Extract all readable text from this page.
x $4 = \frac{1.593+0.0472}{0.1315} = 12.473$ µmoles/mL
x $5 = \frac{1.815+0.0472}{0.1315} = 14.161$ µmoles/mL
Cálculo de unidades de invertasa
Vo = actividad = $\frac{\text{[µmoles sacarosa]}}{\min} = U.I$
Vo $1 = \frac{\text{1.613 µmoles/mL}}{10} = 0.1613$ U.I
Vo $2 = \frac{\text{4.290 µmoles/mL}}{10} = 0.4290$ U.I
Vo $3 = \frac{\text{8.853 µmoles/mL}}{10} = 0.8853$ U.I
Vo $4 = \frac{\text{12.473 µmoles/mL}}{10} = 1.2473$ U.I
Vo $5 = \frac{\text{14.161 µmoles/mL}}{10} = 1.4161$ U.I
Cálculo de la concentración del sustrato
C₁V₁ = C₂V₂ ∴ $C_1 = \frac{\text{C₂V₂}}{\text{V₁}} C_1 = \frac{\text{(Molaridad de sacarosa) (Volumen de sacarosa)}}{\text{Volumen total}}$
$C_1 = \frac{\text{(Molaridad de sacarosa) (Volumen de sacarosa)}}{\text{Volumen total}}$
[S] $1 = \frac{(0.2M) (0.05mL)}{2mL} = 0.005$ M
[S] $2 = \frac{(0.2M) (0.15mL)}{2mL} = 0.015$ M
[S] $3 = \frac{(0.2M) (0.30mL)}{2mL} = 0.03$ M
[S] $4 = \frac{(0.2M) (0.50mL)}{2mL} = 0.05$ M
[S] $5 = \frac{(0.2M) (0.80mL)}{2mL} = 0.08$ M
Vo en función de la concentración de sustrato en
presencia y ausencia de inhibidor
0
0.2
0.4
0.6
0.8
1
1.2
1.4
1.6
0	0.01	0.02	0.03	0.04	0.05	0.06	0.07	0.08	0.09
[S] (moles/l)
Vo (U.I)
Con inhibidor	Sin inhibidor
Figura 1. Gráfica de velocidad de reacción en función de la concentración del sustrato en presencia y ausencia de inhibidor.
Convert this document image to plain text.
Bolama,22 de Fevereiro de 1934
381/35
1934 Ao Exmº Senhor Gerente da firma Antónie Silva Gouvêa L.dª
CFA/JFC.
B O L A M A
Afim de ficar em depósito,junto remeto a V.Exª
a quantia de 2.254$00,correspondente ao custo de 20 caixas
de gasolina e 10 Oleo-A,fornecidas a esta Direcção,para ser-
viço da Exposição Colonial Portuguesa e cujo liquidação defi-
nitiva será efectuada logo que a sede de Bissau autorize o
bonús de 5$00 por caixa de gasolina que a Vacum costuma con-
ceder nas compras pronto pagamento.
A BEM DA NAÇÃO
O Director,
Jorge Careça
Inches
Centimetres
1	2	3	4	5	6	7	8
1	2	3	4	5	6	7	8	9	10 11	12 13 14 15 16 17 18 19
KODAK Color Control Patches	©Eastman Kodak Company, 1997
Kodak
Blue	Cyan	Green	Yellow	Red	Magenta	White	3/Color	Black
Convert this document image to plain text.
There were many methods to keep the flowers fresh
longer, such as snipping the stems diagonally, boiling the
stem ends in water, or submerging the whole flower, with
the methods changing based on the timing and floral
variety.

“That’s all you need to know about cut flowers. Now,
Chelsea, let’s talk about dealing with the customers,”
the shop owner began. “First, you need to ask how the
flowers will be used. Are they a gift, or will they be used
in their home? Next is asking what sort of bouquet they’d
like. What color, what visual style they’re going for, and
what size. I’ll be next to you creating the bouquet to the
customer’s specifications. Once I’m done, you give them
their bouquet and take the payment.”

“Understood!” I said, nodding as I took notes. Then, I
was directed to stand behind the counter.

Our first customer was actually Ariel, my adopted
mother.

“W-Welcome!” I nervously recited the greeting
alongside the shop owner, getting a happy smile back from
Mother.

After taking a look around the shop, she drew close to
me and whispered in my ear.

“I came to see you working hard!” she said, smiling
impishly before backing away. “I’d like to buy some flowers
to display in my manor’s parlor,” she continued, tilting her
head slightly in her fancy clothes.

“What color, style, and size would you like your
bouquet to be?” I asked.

○ ○ ○ ○ ○ ○ ○

> WORK INSTRUCTIONS: Give back the whole listing, word for word.

> COMPLETED EXERCISE:
Extract all readable text from this page.
x $4 = \frac{1.593+0.0472}{0.1315} = 12.473$ µmoles/mL
x $5 = \frac{1.815+0.0472}{0.1315} = 14.161$ µmoles/mL
Cálculo de unidades de invertasa
Vo = actividad = $\frac{\text{[µmoles sacarosa]}}{\min} = U.I$
Vo $1 = \frac{\text{1.613 µmoles/mL}}{10} = 0.1613$ U.I
Vo $2 = \frac{\text{4.290 µmoles/mL}}{10} = 0.4290$ U.I
Vo $3 = \frac{\text{8.853 µmoles/mL}}{10} = 0.8853$ U.I
Vo $4 = \frac{\text{12.473 µmoles/mL}}{10} = 1.2473$ U.I
Vo $5 = \frac{\text{14.161 µmoles/mL}}{10} = 1.4161$ U.I
Cálculo de la concentración del sustrato
C₁V₁ = C₂V₂ ∴ $C_1 = \frac{\text{C₂V₂}}{\text{V₁}} C_1 = \frac{\text{(Molaridad de sacarosa) (Volumen de sacarosa)}}{\text{Volumen total}}$
$C_1 = \frac{\text{(Molaridad de sacarosa) (Volumen de sacarosa)}}{\text{Volumen total}}$
[S] $1 = \frac{(0.2M) (0.05mL)}{2mL} = 0.005$ M
[S] $2 = \frac{(0.2M) (0.15mL)}{2mL} = 0.015$ M
[S] $3 = \frac{(0.2M) (0.30mL)}{2mL} = 0.03$ M
[S] $4 = \frac{(0.2M) (0.50mL)}{2mL} = 0.05$ M
[S] $5 = \frac{(0.2M) (0.80mL)}{2mL} = 0.08$ M
Vo en función de la concentración de sustrato en
presencia y ausencia de inhibidor
0
0.2
0.4
0.6
0.8
1
1.2
1.4
1.6
0	0.01	0.02	0.03	0.04	0.05	0.06	0.07	0.08	0.09
[S] (moles/l)
Vo (U.I)
Con inhibidor	Sin inhibidor
Figura 1. Gráfica de velocidad de reacción en función de la concentración del sustrato en presencia y ausencia de inhibidor.
Convert this document image to plain text.
Bolama,22 de Fevereiro de 1934
381/35
1934 Ao Exmº Senhor Gerente da firma Antónie Silva Gouvêa L.dª
CFA/JFC.
B O L A M A
Afim de ficar em depósito,junto remeto a V.Exª
a quantia de 2.254$00,correspondente ao custo de 20 caixas
de gasolina e 10 Oleo-A,fornecidas a esta Direcção,para ser-
viço da Exposição Colonial Portuguesa e cujo liquidação defi-
nitiva será efectuada logo que a sede de Bissau autorize o
bonús de 5$00 por caixa de gasolina que a Vacum costuma con-
ceder nas compras pronto pagamento.
A BEM DA NAÇÃO
O Director,
Jorge Careça
Inches
Centimetres
1	2	3	4	5	6	7	8
1	2	3	4	5	6	7	8	9	10 11	12 13 14 15 16 17 18 19
KODAK Color Control Patches	©Eastman Kodak Company, 1997
Kodak
Blue	Cyan	Green	Yellow	Red	Magenta	White	3/Color	Black
Convert this document image to plain text.
There were many methods to keep the flowers fresh
longer, such as snipping the stems diagonally, boiling the
stem ends in water, or submerging the whole flower, with
the methods changing based on the timing and floral
variety.

“That’s all you need to know about cut flowers. Now,
Chelsea, let’s talk about dealing with the customers,”
the shop owner began. “First, you need to ask how the
flowers will be used. Are they a gift, or will they be used
in their home? Next is asking what sort of bouquet they’d
like. What color, what visual style they’re going for, and
what size. I’ll be next to you creating the bouquet to the
customer’s specifications. Once I’m done, you give them
their bouquet and take the payment.”

“Understood!” I said, nodding as I took notes. Then, I
was directed to stand behind the counter.

Our first customer was actually Ariel, my adopted
mother.

“W-Welcome!” I nervously recited the greeting
alongside the shop owner, getting a happy smile back from
Mother.

After taking a look around the shop, she drew close to
me and whispered in my ear.

“I came to see you working hard!” she said, smiling
impishly before backing away. “I’d like to buy some flowers
to display in my manor’s parlor,” she continued, tilting her
head slightly in her fancy clothes.

“What color, style, and size would you like your
bouquet to be?” I asked.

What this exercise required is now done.